Stored records:
···

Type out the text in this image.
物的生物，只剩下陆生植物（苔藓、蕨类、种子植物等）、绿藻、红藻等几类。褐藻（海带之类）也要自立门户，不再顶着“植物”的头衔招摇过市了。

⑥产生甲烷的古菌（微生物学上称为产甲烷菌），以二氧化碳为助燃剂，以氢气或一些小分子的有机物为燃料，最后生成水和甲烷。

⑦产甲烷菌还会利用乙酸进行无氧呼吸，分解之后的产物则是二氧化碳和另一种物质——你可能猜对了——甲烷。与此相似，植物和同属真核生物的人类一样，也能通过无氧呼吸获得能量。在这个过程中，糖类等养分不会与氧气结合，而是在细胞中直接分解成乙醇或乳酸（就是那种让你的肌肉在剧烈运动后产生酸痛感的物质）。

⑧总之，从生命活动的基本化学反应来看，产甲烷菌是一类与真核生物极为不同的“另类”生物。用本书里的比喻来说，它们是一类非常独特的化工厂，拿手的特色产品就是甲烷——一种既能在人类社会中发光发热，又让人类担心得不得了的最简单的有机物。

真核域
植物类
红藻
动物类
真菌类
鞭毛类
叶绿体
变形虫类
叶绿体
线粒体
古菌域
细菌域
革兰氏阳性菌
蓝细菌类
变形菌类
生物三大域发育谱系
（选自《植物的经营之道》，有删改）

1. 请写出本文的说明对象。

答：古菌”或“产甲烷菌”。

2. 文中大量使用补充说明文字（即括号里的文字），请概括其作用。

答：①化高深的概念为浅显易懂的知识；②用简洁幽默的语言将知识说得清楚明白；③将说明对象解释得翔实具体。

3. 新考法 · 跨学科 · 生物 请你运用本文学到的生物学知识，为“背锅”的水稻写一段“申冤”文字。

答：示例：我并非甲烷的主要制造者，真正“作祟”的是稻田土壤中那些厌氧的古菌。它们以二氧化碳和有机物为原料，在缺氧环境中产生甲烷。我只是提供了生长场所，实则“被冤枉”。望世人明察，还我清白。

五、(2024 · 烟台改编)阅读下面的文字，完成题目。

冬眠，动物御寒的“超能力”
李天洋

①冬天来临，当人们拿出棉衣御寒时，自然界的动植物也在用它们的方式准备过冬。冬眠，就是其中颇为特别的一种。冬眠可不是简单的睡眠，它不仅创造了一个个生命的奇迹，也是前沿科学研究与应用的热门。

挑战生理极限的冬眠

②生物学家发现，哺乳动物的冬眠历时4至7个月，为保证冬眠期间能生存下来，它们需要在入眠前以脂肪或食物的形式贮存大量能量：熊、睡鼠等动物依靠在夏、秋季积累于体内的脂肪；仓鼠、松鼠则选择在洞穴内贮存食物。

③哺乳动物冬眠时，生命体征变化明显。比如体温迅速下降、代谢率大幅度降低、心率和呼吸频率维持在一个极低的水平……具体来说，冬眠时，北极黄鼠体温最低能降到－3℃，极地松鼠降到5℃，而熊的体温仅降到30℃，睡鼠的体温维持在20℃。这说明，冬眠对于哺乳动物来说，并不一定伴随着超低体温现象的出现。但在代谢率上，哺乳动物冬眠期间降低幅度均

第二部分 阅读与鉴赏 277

···

- _THE PROBLEM_
Return the whole listing exactly.

- _RESPONSE_
Type out the text in this image.
物的生物，只剩下陆生植物（苔藓、蕨类、种子植物等）、绿藻、红藻等几类。褐藻（海带之类）也要自立门户，不再顶着“植物”的头衔招摇过市了。

⑥产生甲烷的古菌（微生物学上称为产甲烷菌），以二氧化碳为助燃剂，以氢气或一些小分子的有机物为燃料，最后生成水和甲烷。

⑦产甲烷菌还会利用乙酸进行无氧呼吸，分解之后的产物则是二氧化碳和另一种物质——你可能猜对了——甲烷。与此相似，植物和同属真核生物的人类一样，也能通过无氧呼吸获得能量。在这个过程中，糖类等养分不会与氧气结合，而是在细胞中直接分解成乙醇或乳酸（就是那种让你的肌肉在剧烈运动后产生酸痛感的物质）。

⑧总之，从生命活动的基本化学反应来看，产甲烷菌是一类与真核生物极为不同的“另类”生物。用本书里的比喻来说，它们是一类非常独特的化工厂，拿手的特色产品就是甲烷——一种既能在人类社会中发光发热，又让人类担心得不得了的最简单的有机物。

真核域
植物类
红藻
动物类
真菌类
鞭毛类
叶绿体
变形虫类
叶绿体
线粒体
古菌域
细菌域
革兰氏阳性菌
蓝细菌类
变形菌类
生物三大域发育谱系
（选自《植物的经营之道》，有删改）

1. 请写出本文的说明对象。

答：古菌”或“产甲烷菌”。

2. 文中大量使用补充说明文字（即括号里的文字），请概括其作用。

答：①化高深的概念为浅显易懂的知识；②用简洁幽默的语言将知识说得清楚明白；③将说明对象解释得翔实具体。

3. 新考法 · 跨学科 · 生物 请你运用本文学到的生物学知识，为“背锅”的水稻写一段“申冤”文字。

答：示例：我并非甲烷的主要制造者，真正“作祟”的是稻田土壤中那些厌氧的古菌。它们以二氧化碳和有机物为原料，在缺氧环境中产生甲烷。我只是提供了生长场所，实则“被冤枉”。望世人明察，还我清白。

五、(2024 · 烟台改编)阅读下面的文字，完成题目。

冬眠，动物御寒的“超能力”
李天洋

①冬天来临，当人们拿出棉衣御寒时，自然界的动植物也在用它们的方式准备过冬。冬眠，就是其中颇为特别的一种。冬眠可不是简单的睡眠，它不仅创造了一个个生命的奇迹，也是前沿科学研究与应用的热门。

挑战生理极限的冬眠

②生物学家发现，哺乳动物的冬眠历时4至7个月，为保证冬眠期间能生存下来，它们需要在入眠前以脂肪或食物的形式贮存大量能量：熊、睡鼠等动物依靠在夏、秋季积累于体内的脂肪；仓鼠、松鼠则选择在洞穴内贮存食物。

③哺乳动物冬眠时，生命体征变化明显。比如体温迅速下降、代谢率大幅度降低、心率和呼吸频率维持在一个极低的水平……具体来说，冬眠时，北极黄鼠体温最低能降到－3℃，极地松鼠降到5℃，而熊的体温仅降到30℃，睡鼠的体温维持在20℃。这说明，冬眠对于哺乳动物来说，并不一定伴随着超低体温现象的出现。但在代谢率上，哺乳动物冬眠期间降低幅度均

第二部分 阅读与鉴赏 277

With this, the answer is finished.